→ **Document extract**

[start]

The objective of this project is to reduce the number of features by using dimensionality reduction techniques It is part of my MIT IDSS Data Science and Machine learning course.
In this case study, I will use the Education dataset which contains information on educational institutes in USA. The data has various attributes such as number of applications received, enrollments, faculty education, financial aspects and graduation rate of each institute.
The objective of this problem is to reduce the number of features by using dimensionality reduction techniques like PCA and extract insights.
The Education dataset contains information on various colleges in USA. It contains the following information:
- Names: Names of various universities and colleges
- Apps: Number of applications received
- Accept: Number of applications accepted
- Enroll: Number of new students enrolled
- Top10perc: Percentage of new students from top 10% of Higher Secondary class
- Top25perc: Percentage of new students from top 25% of Higher Secondary class
- F_Undergrad: Number of full-time undergraduate students
- P_Undergrad: Number of part-time undergraduate students - Outstate: Number of students for whom the particular college or university is out-of-state tuition
- Room_Board: Cost of room and board
- Books: Estimated book costs for a student
- Personal: Estimated personal spending for a student
- PhD: Percentage of faculties with a Ph.D.
- Terminal: Percentage of faculties with terminal degree
- S_F_Ratio: Student/faculty ratio
- perc_alumni: Percentage of alumni who donate
- Expend: The instructional expenditure per student
- Grad_Rate: Graduation rate

[end]

→ **Exercise set**
A. From the project description, write the passage from "In this case" to "of each institute." again, swapping "Education dataset" for "College dataset".
B. Write out the entries as a numbered list, from the first line of the entries to the line with "- date-note: mars", skipping blank lines.

→ **Provided data**
[start]

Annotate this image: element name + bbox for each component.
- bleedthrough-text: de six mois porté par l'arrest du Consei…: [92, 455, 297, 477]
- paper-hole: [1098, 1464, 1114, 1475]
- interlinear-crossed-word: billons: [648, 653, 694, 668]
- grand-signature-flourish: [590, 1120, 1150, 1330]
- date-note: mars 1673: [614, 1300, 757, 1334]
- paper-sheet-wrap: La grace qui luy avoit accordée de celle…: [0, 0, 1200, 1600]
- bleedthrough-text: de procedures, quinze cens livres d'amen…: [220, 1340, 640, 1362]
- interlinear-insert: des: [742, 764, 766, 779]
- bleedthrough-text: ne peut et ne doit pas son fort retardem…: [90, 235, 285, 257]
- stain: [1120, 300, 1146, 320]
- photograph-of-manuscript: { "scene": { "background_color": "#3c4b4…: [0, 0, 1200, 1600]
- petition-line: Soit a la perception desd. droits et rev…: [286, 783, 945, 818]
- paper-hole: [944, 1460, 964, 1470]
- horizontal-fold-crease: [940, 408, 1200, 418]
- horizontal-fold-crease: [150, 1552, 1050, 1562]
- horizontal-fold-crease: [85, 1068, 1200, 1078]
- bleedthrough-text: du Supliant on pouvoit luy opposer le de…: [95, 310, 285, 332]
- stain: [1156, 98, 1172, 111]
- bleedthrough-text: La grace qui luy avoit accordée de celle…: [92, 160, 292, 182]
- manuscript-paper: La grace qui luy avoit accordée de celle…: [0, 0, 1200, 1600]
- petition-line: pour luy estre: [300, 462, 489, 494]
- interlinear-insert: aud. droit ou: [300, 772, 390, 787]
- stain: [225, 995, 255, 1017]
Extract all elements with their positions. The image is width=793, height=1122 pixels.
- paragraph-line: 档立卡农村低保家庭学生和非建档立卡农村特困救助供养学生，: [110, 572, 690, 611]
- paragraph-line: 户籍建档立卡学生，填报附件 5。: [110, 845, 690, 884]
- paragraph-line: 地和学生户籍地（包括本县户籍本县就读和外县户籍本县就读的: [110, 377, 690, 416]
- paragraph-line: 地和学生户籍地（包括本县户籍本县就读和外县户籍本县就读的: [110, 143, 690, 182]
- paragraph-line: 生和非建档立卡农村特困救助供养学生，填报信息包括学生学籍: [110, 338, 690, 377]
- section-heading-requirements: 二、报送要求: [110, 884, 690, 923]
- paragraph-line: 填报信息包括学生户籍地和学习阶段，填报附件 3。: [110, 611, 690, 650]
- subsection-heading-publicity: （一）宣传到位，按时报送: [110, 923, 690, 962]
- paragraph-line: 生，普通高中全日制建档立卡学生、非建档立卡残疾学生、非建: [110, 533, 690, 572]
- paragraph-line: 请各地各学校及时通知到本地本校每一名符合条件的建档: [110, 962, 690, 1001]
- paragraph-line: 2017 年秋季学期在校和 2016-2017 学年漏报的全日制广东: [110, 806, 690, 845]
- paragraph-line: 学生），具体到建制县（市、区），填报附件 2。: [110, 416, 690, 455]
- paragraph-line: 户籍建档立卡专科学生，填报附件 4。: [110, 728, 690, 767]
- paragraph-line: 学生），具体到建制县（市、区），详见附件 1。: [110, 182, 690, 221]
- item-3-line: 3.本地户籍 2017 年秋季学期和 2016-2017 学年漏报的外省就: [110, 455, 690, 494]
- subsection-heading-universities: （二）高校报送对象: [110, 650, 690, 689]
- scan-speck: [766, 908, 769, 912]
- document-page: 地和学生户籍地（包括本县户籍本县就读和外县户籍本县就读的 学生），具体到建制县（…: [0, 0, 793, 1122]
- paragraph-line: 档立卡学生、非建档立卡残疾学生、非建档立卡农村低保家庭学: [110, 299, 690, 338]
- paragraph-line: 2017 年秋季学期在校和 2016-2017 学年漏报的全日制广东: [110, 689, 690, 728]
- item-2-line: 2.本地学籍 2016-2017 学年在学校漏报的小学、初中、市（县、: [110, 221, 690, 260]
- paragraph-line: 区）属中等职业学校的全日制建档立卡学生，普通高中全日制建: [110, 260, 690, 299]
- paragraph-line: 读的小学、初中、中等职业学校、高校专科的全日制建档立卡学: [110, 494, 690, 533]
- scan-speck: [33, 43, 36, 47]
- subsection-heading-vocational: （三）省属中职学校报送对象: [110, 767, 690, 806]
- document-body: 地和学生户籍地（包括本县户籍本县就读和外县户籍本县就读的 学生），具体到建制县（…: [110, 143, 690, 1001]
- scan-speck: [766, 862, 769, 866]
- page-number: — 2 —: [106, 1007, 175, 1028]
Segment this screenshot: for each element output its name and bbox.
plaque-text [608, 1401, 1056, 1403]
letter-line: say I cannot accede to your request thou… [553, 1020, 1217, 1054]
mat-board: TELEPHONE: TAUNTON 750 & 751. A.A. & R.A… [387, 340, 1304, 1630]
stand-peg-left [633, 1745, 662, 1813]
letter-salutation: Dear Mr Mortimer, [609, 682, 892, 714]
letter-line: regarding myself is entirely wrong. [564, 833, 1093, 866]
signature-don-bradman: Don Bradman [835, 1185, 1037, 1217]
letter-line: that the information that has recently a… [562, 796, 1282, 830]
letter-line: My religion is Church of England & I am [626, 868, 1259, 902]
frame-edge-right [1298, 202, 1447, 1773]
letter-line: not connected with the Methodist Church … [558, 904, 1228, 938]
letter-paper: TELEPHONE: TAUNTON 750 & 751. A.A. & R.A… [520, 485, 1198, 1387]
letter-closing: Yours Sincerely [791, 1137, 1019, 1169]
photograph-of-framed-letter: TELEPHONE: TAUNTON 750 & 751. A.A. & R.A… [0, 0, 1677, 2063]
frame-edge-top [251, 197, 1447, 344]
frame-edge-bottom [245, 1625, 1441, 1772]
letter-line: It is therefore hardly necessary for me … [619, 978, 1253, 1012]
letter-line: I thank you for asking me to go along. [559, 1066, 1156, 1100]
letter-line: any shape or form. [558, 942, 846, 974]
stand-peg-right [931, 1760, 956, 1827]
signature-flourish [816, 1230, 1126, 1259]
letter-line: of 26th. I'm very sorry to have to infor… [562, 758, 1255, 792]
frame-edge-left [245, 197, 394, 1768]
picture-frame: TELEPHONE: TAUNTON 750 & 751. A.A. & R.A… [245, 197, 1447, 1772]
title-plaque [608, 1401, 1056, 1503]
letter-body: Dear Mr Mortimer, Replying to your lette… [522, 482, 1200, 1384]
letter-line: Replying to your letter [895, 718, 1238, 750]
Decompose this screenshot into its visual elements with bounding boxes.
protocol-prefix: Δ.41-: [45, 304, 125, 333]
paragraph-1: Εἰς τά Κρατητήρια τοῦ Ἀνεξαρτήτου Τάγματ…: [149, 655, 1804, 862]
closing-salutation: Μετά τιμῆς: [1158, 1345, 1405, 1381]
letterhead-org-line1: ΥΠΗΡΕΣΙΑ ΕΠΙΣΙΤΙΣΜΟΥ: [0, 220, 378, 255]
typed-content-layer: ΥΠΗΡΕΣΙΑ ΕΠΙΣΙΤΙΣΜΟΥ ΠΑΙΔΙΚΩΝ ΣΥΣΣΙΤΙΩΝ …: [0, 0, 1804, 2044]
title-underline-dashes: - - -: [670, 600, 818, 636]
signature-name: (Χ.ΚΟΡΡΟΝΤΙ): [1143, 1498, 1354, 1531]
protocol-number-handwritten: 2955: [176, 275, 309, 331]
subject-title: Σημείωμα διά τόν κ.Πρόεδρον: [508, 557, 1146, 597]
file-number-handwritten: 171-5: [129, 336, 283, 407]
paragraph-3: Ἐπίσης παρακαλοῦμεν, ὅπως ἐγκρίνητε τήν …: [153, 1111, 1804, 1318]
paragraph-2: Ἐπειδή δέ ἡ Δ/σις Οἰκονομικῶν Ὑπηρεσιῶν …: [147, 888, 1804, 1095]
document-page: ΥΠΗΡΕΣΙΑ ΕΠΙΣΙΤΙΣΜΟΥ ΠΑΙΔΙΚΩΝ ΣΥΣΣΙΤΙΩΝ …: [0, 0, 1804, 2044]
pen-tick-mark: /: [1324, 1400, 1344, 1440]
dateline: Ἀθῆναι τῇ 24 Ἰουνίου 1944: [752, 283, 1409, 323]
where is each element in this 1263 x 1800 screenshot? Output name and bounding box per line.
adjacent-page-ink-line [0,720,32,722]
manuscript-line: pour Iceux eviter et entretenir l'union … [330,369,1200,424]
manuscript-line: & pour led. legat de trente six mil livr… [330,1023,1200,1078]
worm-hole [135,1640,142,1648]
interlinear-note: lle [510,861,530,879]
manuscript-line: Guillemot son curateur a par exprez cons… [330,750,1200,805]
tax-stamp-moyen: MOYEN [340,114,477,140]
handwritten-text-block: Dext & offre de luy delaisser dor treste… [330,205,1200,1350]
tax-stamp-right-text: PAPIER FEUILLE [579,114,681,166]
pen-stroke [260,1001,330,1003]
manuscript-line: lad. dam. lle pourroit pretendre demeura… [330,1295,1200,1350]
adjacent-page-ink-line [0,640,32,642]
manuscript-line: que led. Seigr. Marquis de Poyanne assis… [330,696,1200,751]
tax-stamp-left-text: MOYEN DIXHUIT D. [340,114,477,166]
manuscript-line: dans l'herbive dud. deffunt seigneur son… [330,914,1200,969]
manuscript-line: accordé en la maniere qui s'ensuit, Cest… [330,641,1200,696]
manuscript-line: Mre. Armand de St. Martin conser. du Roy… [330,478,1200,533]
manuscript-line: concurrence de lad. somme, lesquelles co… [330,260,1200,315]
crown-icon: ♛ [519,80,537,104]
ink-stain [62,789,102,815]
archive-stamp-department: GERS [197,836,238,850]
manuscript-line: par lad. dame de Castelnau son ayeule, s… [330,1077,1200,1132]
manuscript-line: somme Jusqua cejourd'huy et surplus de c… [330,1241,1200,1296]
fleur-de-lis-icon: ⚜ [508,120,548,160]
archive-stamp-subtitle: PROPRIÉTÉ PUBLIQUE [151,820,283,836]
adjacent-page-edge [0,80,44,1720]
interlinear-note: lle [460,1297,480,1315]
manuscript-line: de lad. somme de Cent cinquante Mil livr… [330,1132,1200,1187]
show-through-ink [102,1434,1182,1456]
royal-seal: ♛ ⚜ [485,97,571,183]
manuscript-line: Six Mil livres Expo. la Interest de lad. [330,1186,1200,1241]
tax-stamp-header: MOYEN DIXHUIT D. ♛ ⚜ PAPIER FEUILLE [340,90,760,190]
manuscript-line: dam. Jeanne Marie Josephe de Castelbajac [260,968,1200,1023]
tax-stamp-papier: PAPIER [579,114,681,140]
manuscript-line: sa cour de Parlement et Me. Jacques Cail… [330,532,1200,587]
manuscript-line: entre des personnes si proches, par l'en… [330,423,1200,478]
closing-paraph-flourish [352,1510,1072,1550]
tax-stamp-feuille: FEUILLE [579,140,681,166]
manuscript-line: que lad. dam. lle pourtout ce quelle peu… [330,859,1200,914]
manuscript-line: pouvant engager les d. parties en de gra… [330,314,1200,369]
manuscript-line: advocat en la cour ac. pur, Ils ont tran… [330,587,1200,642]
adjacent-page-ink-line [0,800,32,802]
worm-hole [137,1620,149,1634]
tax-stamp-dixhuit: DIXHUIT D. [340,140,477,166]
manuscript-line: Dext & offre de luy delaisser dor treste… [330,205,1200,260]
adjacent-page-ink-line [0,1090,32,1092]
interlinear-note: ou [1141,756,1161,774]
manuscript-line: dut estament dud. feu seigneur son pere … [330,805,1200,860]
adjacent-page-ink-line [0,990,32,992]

[end]

→ **Results of the tasks**
A.
In this case study, I will use the College dataset which contains information on educational institutes in USA. The data has various attributes such as number of applications received, enrollments, faculty education, financial aspects and graduation rate of each institute.

B.
1. Annotate this image: element name + bbox for each component.
2. - bleedthrough-text: de six mois porté par l'arrest du Consei…: [92, 455, 297, 477]
3. - paper-hole: [1098, 1464, 1114, 1475]
4. - interlinear-crossed-word: billons: [648, 653, 694, 668]
5. - grand-signature-flourish: [590, 1120, 1150, 1330]
6. - date-note: mars 1673: [614, 1300, 757, 1334]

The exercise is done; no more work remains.